EXERCISE REQUIREMENTS:
Return every entry exactly.

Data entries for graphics
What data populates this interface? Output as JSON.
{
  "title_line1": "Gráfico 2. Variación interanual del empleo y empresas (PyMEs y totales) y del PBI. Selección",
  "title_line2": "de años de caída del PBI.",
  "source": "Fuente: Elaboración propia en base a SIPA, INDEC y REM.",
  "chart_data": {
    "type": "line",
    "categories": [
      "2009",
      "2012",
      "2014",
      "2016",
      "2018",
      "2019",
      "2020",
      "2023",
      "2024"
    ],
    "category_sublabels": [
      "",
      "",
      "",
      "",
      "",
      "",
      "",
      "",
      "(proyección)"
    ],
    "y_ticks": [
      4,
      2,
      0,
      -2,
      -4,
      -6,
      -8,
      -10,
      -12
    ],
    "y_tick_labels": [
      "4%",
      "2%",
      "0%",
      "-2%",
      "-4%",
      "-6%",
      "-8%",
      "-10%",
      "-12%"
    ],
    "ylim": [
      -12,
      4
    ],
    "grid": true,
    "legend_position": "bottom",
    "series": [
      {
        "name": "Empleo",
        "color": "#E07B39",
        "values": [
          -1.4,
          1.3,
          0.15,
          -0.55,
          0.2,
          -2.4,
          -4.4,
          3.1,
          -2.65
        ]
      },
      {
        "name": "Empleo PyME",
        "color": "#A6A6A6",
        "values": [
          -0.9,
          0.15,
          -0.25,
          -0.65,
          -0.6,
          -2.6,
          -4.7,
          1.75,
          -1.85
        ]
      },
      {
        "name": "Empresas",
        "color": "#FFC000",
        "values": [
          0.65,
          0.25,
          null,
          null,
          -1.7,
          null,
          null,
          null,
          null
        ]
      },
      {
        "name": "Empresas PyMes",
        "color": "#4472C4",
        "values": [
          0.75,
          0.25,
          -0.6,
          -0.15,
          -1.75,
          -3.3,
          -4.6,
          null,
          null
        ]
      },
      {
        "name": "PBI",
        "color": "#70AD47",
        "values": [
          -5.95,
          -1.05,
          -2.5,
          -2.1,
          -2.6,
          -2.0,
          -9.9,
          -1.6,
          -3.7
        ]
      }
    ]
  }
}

EXERCISE OUTPUT:
What data populates this interface? Output as JSON.
{
  "title_line1": "Gráfico 2. Variación interanual del empleo y empresas (PyMEs y totales) y del PBI. Selección",
  "title_line2": "de años de caída del PBI.",
  "source": "Fuente: Elaboración propia en base a SIPA, INDEC y REM.",
  "chart_data": {
    "type": "line",
    "categories": [
      "2009",
      "2012",
      "2014",
      "2016",
      "2018",
      "2019",
      "2020",
      "2023",
      "2024"
    ],
    "category_sublabels": [
      "",
      "",
      "",
      "",
      "",
      "",
      "",
      "",
      "(proyección)"
    ],
    "y_ticks": [
      4,
      2,
      0,
      -2,
      -4,
      -6,
      -8,
      -10,
      -12
    ],
    "y_tick_labels": [
      "4%",
      "2%",
      "0%",
      "-2%",
      "-4%",
      "-6%",
      "-8%",
      "-10%",
      "-12%"
    ],
    "ylim": [
      -12,
      4
    ],
    "grid": true,
    "legend_position": "bottom",
    "series": [
      {
        "name": "Empleo",
        "color": "#E07B39",
        "values": [
          -1.4,
          1.3,
          0.15,
          -0.55,
          0.2,
          -2.4,
          -4.4,
          3.1,
          -2.65
        ]
      },
      {
        "name": "Empleo PyME",
        "color": "#A6A6A6",
        "values": [
          -0.9,
          0.15,
          -0.25,
          -0.65,
          -0.6,
          -2.6,
          -4.7,
          1.75,
          -1.85
        ]
      },
      {
        "name": "Empresas",
        "color": "#FFC000",
        "values": [
          0.65,
          0.25,
          null,
          null,
          -1.7,
          null,
          null,
          null,
          null
        ]
      },
      {
        "name": "Empresas PyMes",
        "color": "#4472C4",
        "values": [
          0.75,
          0.25,
          -0.6,
          -0.15,
          -1.75,
          -3.3,
          -4.6,
          null,
          null
        ]
      },
      {
        "name": "PBI",
        "color": "#70AD47",
        "values": [
          -5.95,
          -1.05,
          -2.5,
          -2.1,
          -2.6,
          -2.0,
          -9.9,
          -1.6,
          -3.7
        ]
      }
    ]
  }
}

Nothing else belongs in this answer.